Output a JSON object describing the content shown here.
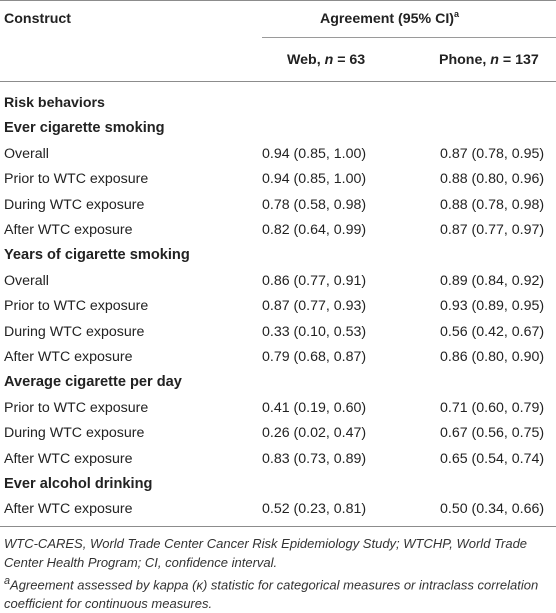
{
  "header": {
    "construct": "Construct",
    "agreement": "Agreement (95% CI)",
    "agreement_sup": "a",
    "web_prefix": "Web, ",
    "web_n": "n",
    "web_val": " = 63",
    "phone_prefix": "Phone, ",
    "phone_n": "n",
    "phone_val": " = 137"
  },
  "rows": [
    {
      "kind": "section",
      "label": "Risk behaviors",
      "web": "",
      "phone": ""
    },
    {
      "kind": "group",
      "label": "Ever cigarette smoking",
      "web": "",
      "phone": ""
    },
    {
      "kind": "data",
      "label": "Overall",
      "web": "0.94 (0.85, 1.00)",
      "phone": "0.87 (0.78, 0.95)"
    },
    {
      "kind": "data",
      "label": "Prior to WTC exposure",
      "web": "0.94 (0.85, 1.00)",
      "phone": "0.88 (0.80, 0.96)"
    },
    {
      "kind": "data",
      "label": "During WTC exposure",
      "web": "0.78 (0.58, 0.98)",
      "phone": "0.88 (0.78, 0.98)"
    },
    {
      "kind": "data",
      "label": "After WTC exposure",
      "web": "0.82 (0.64, 0.99)",
      "phone": "0.87 (0.77, 0.97)"
    },
    {
      "kind": "group",
      "label": "Years of cigarette smoking",
      "web": "",
      "phone": ""
    },
    {
      "kind": "data",
      "label": "Overall",
      "web": "0.86 (0.77, 0.91)",
      "phone": "0.89 (0.84, 0.92)"
    },
    {
      "kind": "data",
      "label": "Prior to WTC exposure",
      "web": "0.87 (0.77, 0.93)",
      "phone": "0.93 (0.89, 0.95)"
    },
    {
      "kind": "data",
      "label": "During WTC exposure",
      "web": "0.33 (0.10, 0.53)",
      "phone": "0.56 (0.42, 0.67)"
    },
    {
      "kind": "data",
      "label": "After WTC exposure",
      "web": "0.79 (0.68, 0.87)",
      "phone": "0.86 (0.80, 0.90)"
    },
    {
      "kind": "group",
      "label": "Average cigarette per day",
      "web": "",
      "phone": ""
    },
    {
      "kind": "data",
      "label": "Prior to WTC exposure",
      "web": "0.41 (0.19, 0.60)",
      "phone": "0.71 (0.60, 0.79)"
    },
    {
      "kind": "data",
      "label": "During WTC exposure",
      "web": "0.26 (0.02, 0.47)",
      "phone": "0.67 (0.56, 0.75)"
    },
    {
      "kind": "data",
      "label": "After WTC exposure",
      "web": "0.83 (0.73, 0.89)",
      "phone": "0.65 (0.54, 0.74)"
    },
    {
      "kind": "group",
      "label": "Ever alcohol drinking",
      "web": "",
      "phone": ""
    },
    {
      "kind": "data",
      "label": "After WTC exposure",
      "web": "0.52 (0.23, 0.81)",
      "phone": "0.50 (0.34, 0.66)"
    }
  ],
  "footnotes": {
    "abbrev": "WTC-CARES, World Trade Center Cancer Risk Epidemiology Study; WTCHP, World Trade Center Health Program; CI, confidence interval.",
    "note_sup": "a",
    "note": "Agreement assessed by kappa (κ) statistic for categorical measures or intraclass correlation coefficient for continuous measures."
  },
  "colors": {
    "text": "#222222",
    "rule": "#8c8c8c"
  }
}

====================

Exercise details: Each record above should be copied character for character, with pictures dropped.

Correct output:
Output a JSON object describing the content shown here.
{
  "header": {
    "construct": "Construct",
    "agreement": "Agreement (95% CI)",
    "agreement_sup": "a",
    "web_prefix": "Web, ",
    "web_n": "n",
    "web_val": " = 63",
    "phone_prefix": "Phone, ",
    "phone_n": "n",
    "phone_val": " = 137"
  },
  "rows": [
    {
      "kind": "section",
      "label": "Risk behaviors",
      "web": "",
      "phone": ""
    },
    {
      "kind": "group",
      "label": "Ever cigarette smoking",
      "web": "",
      "phone": ""
    },
    {
      "kind": "data",
      "label": "Overall",
      "web": "0.94 (0.85, 1.00)",
      "phone": "0.87 (0.78, 0.95)"
    },
    {
      "kind": "data",
      "label": "Prior to WTC exposure",
      "web": "0.94 (0.85, 1.00)",
      "phone": "0.88 (0.80, 0.96)"
    },
    {
      "kind": "data",
      "label": "During WTC exposure",
      "web": "0.78 (0.58, 0.98)",
      "phone": "0.88 (0.78, 0.98)"
    },
    {
      "kind": "data",
      "label": "After WTC exposure",
      "web": "0.82 (0.64, 0.99)",
      "phone": "0.87 (0.77, 0.97)"
    },
    {
      "kind": "group",
      "label": "Years of cigarette smoking",
      "web": "",
      "phone": ""
    },
    {
      "kind": "data",
      "label": "Overall",
      "web": "0.86 (0.77, 0.91)",
      "phone": "0.89 (0.84, 0.92)"
    },
    {
      "kind": "data",
      "label": "Prior to WTC exposure",
      "web": "0.87 (0.77, 0.93)",
      "phone": "0.93 (0.89, 0.95)"
    },
    {
      "kind": "data",
      "label": "During WTC exposure",
      "web": "0.33 (0.10, 0.53)",
      "phone": "0.56 (0.42, 0.67)"
    },
    {
      "kind": "data",
      "label": "After WTC exposure",
      "web": "0.79 (0.68, 0.87)",
      "phone": "0.86 (0.80, 0.90)"
    },
    {
      "kind": "group",
      "label": "Average cigarette per day",
      "web": "",
      "phone": ""
    },
    {
      "kind": "data",
      "label": "Prior to WTC exposure",
      "web": "0.41 (0.19, 0.60)",
      "phone": "0.71 (0.60, 0.79)"
    },
    {
      "kind": "data",
      "label": "During WTC exposure",
      "web": "0.26 (0.02, 0.47)",
      "phone": "0.67 (0.56, 0.75)"
    },
    {
      "kind": "data",
      "label": "After WTC exposure",
      "web": "0.83 (0.73, 0.89)",
      "phone": "0.65 (0.54, 0.74)"
    },
    {
      "kind": "group",
      "label": "Ever alcohol drinking",
      "web": "",
      "phone": ""
    },
    {
      "kind": "data",
      "label": "After WTC exposure",
      "web": "0.52 (0.23, 0.81)",
      "phone": "0.50 (0.34, 0.66)"
    }
  ],
  "footnotes": {
    "abbrev": "WTC-CARES, World Trade Center Cancer Risk Epidemiology Study; WTCHP, World Trade Center Health Program; CI, confidence interval.",
    "note_sup": "a",
    "note": "Agreement assessed by kappa (κ) statistic for categorical measures or intraclass correlation coefficient for continuous measures."
  },
  "colors": {
    "text": "#222222",
    "rule": "#8c8c8c"
  }
}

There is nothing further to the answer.